Stated goal :: Filter the entries and keep only the lines where the string "true" appears.

Available records ::
+--
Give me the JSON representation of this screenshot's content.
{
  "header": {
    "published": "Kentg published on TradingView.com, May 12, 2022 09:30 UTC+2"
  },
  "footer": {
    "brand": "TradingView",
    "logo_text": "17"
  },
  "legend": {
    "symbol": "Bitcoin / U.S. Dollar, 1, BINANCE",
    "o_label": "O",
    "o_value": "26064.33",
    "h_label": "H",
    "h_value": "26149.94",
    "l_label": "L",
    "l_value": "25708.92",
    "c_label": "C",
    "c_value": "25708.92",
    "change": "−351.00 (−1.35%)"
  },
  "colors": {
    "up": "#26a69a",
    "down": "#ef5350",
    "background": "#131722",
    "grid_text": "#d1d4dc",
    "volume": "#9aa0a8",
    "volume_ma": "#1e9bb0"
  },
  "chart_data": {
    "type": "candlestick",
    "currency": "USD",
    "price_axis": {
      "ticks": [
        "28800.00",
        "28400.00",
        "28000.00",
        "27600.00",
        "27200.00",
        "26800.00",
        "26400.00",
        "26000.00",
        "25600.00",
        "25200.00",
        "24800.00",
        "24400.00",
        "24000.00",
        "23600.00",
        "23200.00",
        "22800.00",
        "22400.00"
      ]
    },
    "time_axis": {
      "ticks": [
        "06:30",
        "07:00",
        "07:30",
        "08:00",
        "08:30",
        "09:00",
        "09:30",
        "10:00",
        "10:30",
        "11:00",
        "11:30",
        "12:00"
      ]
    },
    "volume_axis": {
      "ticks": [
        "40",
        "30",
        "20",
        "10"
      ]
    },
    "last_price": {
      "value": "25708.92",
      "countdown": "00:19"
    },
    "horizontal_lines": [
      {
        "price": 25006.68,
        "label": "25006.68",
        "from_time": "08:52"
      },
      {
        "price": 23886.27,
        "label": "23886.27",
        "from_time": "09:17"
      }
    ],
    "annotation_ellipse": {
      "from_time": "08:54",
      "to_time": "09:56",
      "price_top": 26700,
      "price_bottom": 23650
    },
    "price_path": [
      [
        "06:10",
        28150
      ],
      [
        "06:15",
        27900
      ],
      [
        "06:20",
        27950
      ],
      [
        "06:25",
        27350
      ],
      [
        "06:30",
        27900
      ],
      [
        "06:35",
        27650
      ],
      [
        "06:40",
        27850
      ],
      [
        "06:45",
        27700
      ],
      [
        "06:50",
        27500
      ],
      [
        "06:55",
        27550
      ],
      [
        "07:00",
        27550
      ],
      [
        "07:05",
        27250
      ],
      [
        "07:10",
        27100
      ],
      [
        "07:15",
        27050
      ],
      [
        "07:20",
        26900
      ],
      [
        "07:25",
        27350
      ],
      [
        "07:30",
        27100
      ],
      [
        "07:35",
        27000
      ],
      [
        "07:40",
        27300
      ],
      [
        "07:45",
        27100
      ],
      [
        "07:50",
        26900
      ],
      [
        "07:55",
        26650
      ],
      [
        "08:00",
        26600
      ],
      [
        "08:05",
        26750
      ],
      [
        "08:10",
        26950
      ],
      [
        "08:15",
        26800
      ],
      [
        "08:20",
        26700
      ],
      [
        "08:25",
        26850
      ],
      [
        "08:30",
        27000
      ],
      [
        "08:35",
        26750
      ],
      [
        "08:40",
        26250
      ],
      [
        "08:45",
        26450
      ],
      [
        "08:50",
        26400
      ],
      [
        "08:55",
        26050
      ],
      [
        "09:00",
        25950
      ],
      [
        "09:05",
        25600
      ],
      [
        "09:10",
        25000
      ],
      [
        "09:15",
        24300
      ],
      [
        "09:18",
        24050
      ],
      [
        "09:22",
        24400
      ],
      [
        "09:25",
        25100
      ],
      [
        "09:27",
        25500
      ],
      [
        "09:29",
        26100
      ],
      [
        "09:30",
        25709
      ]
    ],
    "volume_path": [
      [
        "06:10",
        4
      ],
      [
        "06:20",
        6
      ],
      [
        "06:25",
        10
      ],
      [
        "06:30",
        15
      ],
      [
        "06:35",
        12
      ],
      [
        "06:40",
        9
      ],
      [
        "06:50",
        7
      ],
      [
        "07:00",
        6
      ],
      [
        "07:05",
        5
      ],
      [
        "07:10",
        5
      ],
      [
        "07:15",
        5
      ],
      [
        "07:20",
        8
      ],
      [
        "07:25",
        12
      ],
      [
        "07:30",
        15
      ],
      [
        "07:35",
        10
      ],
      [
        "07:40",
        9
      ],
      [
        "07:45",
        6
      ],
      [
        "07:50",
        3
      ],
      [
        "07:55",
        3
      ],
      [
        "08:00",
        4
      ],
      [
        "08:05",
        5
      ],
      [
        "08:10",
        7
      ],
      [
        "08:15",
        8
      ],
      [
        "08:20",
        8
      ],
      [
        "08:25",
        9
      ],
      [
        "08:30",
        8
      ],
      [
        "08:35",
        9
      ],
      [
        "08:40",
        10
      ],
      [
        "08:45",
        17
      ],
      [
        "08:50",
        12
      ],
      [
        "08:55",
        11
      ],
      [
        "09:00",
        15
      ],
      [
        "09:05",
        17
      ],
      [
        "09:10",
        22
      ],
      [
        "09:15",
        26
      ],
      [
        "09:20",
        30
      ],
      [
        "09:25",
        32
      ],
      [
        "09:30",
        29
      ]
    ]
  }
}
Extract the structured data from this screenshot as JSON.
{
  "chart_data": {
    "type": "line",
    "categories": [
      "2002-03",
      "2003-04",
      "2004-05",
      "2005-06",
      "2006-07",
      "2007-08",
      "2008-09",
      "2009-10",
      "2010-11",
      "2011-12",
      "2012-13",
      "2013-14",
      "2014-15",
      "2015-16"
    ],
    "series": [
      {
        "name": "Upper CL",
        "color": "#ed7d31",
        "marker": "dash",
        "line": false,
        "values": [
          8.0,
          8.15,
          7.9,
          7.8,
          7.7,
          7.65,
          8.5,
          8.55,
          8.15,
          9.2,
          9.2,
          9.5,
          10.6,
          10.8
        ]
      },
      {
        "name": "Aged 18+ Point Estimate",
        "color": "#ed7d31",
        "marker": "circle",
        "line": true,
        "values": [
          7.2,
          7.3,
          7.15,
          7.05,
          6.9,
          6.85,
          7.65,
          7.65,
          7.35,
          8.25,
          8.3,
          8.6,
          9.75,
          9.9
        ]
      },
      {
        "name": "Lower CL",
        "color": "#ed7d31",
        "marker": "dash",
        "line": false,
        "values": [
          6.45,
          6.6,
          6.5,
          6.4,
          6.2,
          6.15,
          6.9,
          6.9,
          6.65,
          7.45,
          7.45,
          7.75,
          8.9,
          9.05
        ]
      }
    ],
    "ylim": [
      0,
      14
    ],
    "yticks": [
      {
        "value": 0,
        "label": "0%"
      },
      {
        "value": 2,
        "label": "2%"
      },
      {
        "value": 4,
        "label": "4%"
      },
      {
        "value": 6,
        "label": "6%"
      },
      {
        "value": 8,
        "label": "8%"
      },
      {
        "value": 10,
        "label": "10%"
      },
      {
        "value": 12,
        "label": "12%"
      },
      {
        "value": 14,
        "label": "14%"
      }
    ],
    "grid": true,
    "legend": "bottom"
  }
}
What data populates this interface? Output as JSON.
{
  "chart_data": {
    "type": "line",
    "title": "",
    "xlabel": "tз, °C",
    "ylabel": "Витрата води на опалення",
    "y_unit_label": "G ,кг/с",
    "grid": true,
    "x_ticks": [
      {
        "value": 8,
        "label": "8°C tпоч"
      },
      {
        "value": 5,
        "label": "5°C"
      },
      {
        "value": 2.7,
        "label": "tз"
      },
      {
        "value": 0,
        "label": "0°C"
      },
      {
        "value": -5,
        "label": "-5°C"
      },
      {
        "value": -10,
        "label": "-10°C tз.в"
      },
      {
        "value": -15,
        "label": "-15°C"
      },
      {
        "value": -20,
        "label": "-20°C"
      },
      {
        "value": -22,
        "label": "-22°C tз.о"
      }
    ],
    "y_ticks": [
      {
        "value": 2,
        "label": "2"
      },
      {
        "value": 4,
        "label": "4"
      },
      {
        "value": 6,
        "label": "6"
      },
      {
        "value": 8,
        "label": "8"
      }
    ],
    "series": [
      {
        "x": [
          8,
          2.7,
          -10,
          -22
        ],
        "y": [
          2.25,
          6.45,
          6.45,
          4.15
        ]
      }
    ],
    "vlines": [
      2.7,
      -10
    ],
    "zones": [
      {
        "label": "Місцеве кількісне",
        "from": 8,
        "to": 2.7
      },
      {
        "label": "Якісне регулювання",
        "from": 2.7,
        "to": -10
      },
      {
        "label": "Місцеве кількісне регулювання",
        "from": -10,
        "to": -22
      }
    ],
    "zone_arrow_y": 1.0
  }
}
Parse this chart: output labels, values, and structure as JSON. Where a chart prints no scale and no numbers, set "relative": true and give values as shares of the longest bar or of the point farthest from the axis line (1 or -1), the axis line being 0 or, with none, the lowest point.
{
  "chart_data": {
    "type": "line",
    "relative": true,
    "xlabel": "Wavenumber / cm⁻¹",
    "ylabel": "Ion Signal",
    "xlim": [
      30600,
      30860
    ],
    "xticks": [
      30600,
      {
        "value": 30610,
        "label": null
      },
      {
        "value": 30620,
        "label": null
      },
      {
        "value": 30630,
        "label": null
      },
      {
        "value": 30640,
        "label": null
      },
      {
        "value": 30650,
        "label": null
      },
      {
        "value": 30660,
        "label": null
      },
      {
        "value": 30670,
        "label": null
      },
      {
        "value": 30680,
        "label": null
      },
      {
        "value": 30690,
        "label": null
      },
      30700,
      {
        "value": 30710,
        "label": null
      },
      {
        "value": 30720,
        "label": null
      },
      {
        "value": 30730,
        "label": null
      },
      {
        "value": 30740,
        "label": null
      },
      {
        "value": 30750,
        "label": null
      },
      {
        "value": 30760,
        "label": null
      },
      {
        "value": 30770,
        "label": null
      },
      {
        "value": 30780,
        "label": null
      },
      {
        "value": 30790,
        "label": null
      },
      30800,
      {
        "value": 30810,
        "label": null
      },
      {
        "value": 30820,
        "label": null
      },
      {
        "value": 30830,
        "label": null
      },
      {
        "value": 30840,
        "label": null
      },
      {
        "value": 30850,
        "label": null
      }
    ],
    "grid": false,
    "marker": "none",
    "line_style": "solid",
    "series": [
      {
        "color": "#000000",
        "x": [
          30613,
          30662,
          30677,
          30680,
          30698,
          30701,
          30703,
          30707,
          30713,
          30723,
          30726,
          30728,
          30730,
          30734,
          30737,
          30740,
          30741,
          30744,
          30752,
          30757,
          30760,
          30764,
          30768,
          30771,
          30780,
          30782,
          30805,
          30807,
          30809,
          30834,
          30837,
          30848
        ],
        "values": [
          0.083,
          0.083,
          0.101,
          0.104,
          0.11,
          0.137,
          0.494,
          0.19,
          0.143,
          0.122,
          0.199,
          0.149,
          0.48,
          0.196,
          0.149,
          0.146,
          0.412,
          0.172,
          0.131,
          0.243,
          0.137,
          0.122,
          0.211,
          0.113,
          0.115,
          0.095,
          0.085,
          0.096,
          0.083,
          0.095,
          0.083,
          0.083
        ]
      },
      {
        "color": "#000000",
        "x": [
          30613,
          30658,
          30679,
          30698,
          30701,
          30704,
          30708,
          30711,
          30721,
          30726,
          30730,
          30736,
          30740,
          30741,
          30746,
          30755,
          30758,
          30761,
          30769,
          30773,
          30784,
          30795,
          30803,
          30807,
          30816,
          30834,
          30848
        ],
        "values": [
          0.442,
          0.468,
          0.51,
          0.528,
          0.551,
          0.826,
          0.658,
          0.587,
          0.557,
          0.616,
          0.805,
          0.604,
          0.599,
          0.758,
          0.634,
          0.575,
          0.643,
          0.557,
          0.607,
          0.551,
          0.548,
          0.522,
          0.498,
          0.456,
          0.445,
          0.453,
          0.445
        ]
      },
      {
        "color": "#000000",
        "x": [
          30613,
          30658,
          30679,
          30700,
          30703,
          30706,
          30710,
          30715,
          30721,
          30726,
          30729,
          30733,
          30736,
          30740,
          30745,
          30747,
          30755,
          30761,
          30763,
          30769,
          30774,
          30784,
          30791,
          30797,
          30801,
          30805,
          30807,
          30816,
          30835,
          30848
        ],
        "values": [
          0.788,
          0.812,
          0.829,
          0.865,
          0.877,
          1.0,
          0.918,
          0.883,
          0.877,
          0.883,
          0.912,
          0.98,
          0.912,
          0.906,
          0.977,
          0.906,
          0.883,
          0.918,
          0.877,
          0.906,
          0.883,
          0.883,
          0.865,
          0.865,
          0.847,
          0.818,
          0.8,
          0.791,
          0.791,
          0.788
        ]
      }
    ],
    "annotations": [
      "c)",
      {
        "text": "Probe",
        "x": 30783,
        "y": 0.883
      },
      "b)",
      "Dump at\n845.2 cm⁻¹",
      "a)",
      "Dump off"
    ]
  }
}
+--
Answer to this task ::
        "line": true,
    "grid": true,
    "grid": true,
Parse this chart: output labels, values, and structure as JSON. Where a chart prints no scale and no numbers, set "relative": true and give values as shares of the longest bar or of the point farthest from the axis line (1 or -1), the axis line being 0 or, with none, the lowest point.
    "relative": true,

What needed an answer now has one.